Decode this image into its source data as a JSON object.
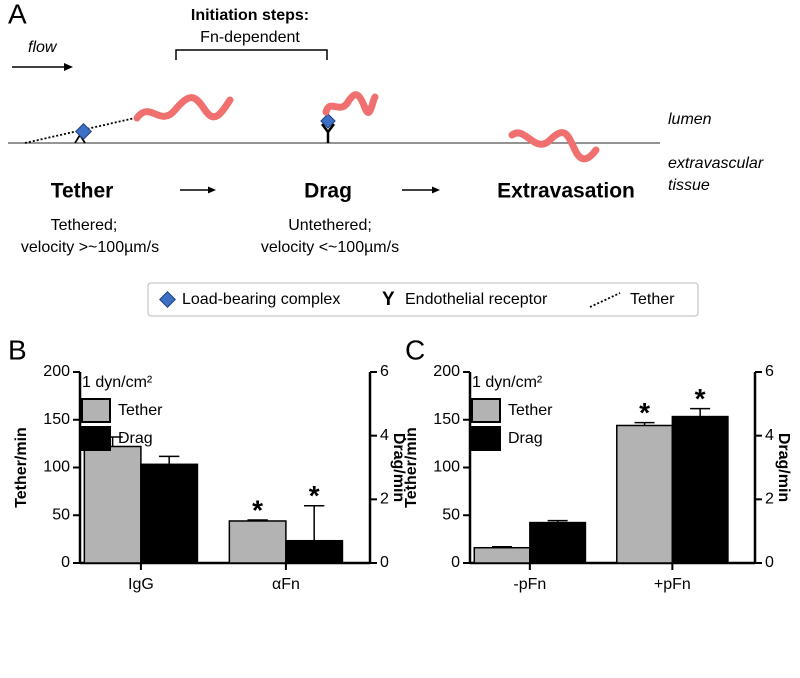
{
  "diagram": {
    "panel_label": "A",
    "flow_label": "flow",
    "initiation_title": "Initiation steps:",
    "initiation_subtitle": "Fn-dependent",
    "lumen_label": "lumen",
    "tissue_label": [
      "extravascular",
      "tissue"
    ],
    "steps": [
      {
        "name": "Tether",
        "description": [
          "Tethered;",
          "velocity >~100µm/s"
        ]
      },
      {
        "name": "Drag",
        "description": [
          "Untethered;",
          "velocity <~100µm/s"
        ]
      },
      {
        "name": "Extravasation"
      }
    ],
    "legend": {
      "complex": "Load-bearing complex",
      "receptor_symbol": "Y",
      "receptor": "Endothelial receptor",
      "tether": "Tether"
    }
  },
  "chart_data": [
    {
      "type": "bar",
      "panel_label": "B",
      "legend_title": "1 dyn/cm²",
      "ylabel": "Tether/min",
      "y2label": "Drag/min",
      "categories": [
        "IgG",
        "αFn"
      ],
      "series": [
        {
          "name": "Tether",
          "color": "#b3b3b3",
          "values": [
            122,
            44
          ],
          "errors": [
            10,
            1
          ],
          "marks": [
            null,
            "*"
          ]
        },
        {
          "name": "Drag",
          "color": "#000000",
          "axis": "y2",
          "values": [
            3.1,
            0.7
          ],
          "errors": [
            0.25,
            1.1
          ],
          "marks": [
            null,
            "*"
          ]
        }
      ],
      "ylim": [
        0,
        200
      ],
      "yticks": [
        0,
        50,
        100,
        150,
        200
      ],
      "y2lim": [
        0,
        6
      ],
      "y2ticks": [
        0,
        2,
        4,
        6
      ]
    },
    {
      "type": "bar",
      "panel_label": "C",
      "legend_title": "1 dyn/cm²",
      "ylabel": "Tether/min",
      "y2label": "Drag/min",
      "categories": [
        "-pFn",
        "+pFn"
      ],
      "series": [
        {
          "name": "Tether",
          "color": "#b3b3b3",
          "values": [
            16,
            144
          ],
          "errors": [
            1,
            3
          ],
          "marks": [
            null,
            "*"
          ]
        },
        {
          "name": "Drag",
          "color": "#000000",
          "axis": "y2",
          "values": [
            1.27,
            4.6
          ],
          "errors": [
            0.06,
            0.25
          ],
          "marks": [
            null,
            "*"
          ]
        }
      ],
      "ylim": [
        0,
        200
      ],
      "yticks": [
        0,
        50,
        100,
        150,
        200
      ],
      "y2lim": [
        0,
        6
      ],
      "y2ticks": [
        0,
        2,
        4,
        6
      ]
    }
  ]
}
---
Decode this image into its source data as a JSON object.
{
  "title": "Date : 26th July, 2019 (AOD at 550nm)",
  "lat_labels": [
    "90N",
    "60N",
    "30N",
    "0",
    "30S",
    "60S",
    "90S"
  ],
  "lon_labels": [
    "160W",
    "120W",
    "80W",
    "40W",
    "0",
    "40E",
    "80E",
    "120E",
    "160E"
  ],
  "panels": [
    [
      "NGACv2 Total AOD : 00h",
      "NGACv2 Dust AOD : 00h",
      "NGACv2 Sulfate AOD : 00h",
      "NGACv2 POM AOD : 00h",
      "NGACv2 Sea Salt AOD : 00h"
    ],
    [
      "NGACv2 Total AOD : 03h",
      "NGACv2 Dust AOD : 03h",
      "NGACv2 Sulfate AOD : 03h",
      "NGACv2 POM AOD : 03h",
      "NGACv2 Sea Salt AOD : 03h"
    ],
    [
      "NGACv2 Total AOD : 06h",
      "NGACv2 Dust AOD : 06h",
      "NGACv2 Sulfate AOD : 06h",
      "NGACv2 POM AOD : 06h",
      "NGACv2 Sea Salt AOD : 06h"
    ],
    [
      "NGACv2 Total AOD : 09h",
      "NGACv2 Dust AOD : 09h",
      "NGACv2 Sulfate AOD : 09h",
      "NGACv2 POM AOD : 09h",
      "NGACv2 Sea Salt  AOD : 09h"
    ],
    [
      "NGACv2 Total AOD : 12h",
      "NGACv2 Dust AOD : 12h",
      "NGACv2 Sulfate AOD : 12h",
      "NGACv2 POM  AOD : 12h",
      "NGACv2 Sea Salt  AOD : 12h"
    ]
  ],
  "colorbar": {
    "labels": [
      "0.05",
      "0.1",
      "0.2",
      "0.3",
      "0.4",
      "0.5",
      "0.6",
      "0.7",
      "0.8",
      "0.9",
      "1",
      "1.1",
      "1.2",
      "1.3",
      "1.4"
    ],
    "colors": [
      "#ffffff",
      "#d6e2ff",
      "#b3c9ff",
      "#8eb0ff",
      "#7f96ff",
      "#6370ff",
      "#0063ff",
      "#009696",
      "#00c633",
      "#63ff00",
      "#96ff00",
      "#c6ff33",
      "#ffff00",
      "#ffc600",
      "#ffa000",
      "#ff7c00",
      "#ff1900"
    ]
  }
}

AIM: From the entries above, collect every line with the string "Total" in it.

OUTPUT OF THE EXERCISE:
      "NGACv2 Total AOD : 00h",
      "NGACv2 Total AOD : 03h",
      "NGACv2 Total AOD : 06h",
      "NGACv2 Total AOD : 09h",
      "NGACv2 Total AOD : 12h",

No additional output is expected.